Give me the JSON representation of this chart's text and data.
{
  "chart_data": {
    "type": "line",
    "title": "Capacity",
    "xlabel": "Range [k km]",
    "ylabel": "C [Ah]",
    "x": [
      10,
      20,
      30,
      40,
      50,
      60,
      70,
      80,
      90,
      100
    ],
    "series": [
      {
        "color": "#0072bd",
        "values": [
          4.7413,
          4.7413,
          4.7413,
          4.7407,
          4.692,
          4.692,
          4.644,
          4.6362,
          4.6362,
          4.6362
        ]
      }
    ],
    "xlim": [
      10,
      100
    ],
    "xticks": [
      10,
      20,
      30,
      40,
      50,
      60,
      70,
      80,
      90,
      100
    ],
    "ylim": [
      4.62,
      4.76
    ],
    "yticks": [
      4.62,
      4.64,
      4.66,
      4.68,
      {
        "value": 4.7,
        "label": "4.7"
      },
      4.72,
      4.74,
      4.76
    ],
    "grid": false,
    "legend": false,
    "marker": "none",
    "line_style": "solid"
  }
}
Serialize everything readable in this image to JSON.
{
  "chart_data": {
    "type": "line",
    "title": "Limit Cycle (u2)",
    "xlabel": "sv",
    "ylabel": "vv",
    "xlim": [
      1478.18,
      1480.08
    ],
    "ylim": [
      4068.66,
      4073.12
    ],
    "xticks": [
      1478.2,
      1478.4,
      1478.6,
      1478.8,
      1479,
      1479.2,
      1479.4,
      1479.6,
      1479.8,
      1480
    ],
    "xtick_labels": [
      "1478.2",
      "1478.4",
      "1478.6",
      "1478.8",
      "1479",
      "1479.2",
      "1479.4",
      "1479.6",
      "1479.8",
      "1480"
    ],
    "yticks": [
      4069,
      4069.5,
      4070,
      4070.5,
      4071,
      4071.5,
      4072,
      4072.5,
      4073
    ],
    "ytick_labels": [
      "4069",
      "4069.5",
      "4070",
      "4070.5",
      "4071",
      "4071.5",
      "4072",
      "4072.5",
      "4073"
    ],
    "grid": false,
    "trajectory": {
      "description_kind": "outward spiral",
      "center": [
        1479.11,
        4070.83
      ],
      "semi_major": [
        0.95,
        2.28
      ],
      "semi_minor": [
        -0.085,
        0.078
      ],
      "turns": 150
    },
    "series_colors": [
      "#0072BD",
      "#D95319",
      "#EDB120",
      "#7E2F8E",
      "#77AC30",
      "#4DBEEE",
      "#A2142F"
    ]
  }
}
+++
# Written problem:
Show the lines of the data that hold the word "JSON".

# Completed task:
Give me the JSON representation of this chart's text and data.
Serialize everything readable in this image to JSON.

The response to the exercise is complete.